(PROVIDED RECORDS):
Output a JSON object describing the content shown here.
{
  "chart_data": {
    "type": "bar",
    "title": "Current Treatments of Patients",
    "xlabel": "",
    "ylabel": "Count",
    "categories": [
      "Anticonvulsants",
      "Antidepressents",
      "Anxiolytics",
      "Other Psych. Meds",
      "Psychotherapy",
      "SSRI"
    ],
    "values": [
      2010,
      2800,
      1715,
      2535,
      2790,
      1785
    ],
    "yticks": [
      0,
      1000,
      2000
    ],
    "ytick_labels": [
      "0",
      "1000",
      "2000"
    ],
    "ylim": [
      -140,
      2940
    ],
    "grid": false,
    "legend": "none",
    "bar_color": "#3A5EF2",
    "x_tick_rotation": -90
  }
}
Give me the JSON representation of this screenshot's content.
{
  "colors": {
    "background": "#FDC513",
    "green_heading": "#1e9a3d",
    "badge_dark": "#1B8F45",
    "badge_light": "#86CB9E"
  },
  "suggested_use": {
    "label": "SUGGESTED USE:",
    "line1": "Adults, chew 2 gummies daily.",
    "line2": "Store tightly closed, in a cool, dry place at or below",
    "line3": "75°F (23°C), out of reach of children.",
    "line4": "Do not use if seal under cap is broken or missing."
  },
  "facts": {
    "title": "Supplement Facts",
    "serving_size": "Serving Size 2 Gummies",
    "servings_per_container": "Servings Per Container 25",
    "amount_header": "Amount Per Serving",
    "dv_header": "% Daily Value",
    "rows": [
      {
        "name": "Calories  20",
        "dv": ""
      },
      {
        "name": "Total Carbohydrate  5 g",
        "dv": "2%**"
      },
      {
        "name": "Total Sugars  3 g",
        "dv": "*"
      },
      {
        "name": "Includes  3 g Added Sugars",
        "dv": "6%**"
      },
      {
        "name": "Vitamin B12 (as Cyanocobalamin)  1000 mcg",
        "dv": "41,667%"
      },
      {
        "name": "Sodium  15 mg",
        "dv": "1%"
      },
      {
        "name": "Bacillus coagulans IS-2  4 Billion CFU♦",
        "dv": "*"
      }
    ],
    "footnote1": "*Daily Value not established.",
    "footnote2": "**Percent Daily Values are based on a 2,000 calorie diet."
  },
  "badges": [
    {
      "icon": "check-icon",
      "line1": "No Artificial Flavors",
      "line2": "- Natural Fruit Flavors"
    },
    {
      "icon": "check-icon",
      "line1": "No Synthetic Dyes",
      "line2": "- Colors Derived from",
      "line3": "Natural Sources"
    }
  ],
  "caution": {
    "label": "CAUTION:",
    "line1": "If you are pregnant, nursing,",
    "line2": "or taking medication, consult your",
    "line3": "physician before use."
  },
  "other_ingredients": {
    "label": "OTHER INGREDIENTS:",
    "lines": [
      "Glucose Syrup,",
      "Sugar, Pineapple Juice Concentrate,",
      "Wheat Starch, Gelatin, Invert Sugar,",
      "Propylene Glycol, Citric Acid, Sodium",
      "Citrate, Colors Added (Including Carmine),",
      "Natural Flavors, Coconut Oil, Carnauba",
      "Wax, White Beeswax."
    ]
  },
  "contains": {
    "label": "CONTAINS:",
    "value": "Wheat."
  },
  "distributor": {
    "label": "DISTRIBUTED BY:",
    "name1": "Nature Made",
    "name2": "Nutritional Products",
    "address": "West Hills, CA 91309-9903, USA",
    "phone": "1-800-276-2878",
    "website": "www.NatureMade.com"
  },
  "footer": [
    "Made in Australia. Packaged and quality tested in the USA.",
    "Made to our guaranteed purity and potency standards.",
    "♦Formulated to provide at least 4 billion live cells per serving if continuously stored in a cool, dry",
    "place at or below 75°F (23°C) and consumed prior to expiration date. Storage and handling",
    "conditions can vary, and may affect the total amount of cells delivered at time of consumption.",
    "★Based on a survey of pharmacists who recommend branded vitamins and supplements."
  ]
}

(YOUR GOAL): Write all of the records out exactly, including every line.

(ANSWER SPACE):
Output a JSON object describing the content shown here.
{
  "chart_data": {
    "type": "bar",
    "title": "Current Treatments of Patients",
    "xlabel": "",
    "ylabel": "Count",
    "categories": [
      "Anticonvulsants",
      "Antidepressents",
      "Anxiolytics",
      "Other Psych. Meds",
      "Psychotherapy",
      "SSRI"
    ],
    "values": [
      2010,
      2800,
      1715,
      2535,
      2790,
      1785
    ],
    "yticks": [
      0,
      1000,
      2000
    ],
    "ytick_labels": [
      "0",
      "1000",
      "2000"
    ],
    "ylim": [
      -140,
      2940
    ],
    "grid": false,
    "legend": "none",
    "bar_color": "#3A5EF2",
    "x_tick_rotation": -90
  }
}
Give me the JSON representation of this screenshot's content.
{
  "colors": {
    "background": "#FDC513",
    "green_heading": "#1e9a3d",
    "badge_dark": "#1B8F45",
    "badge_light": "#86CB9E"
  },
  "suggested_use": {
    "label": "SUGGESTED USE:",
    "line1": "Adults, chew 2 gummies daily.",
    "line2": "Store tightly closed, in a cool, dry place at or below",
    "line3": "75°F (23°C), out of reach of children.",
    "line4": "Do not use if seal under cap is broken or missing."
  },
  "facts": {
    "title": "Supplement Facts",
    "serving_size": "Serving Size 2 Gummies",
    "servings_per_container": "Servings Per Container 25",
    "amount_header": "Amount Per Serving",
    "dv_header": "% Daily Value",
    "rows": [
      {
        "name": "Calories  20",
        "dv": ""
      },
      {
        "name": "Total Carbohydrate  5 g",
        "dv": "2%**"
      },
      {
        "name": "Total Sugars  3 g",
        "dv": "*"
      },
      {
        "name": "Includes  3 g Added Sugars",
        "dv": "6%**"
      },
      {
        "name": "Vitamin B12 (as Cyanocobalamin)  1000 mcg",
        "dv": "41,667%"
      },
      {
        "name": "Sodium  15 mg",
        "dv": "1%"
      },
      {
        "name": "Bacillus coagulans IS-2  4 Billion CFU♦",
        "dv": "*"
      }
    ],
    "footnote1": "*Daily Value not established.",
    "footnote2": "**Percent Daily Values are based on a 2,000 calorie diet."
  },
  "badges": [
    {
      "icon": "check-icon",
      "line1": "No Artificial Flavors",
      "line2": "- Natural Fruit Flavors"
    },
    {
      "icon": "check-icon",
      "line1": "No Synthetic Dyes",
      "line2": "- Colors Derived from",
      "line3": "Natural Sources"
    }
  ],
  "caution": {
    "label": "CAUTION:",
    "line1": "If you are pregnant, nursing,",
    "line2": "or taking medication, consult your",
    "line3": "physician before use."
  },
  "other_ingredients": {
    "label": "OTHER INGREDIENTS:",
    "lines": [
      "Glucose Syrup,",
      "Sugar, Pineapple Juice Concentrate,",
      "Wheat Starch, Gelatin, Invert Sugar,",
      "Propylene Glycol, Citric Acid, Sodium",
      "Citrate, Colors Added (Including Carmine),",
      "Natural Flavors, Coconut Oil, Carnauba",
      "Wax, White Beeswax."
    ]
  },
  "contains": {
    "label": "CONTAINS:",
    "value": "Wheat."
  },
  "distributor": {
    "label": "DISTRIBUTED BY:",
    "name1": "Nature Made",
    "name2": "Nutritional Products",
    "address": "West Hills, CA 91309-9903, USA",
    "phone": "1-800-276-2878",
    "website": "www.NatureMade.com"
  },
  "footer": [
    "Made in Australia. Packaged and quality tested in the USA.",
    "Made to our guaranteed purity and potency standards.",
    "♦Formulated to provide at least 4 billion live cells per serving if continuously stored in a cool, dry",
    "place at or below 75°F (23°C) and consumed prior to expiration date. Storage and handling",
    "conditions can vary, and may affect the total amount of cells delivered at time of consumption.",
    "★Based on a survey of pharmacists who recommend branded vitamins and supplements."
  ]
}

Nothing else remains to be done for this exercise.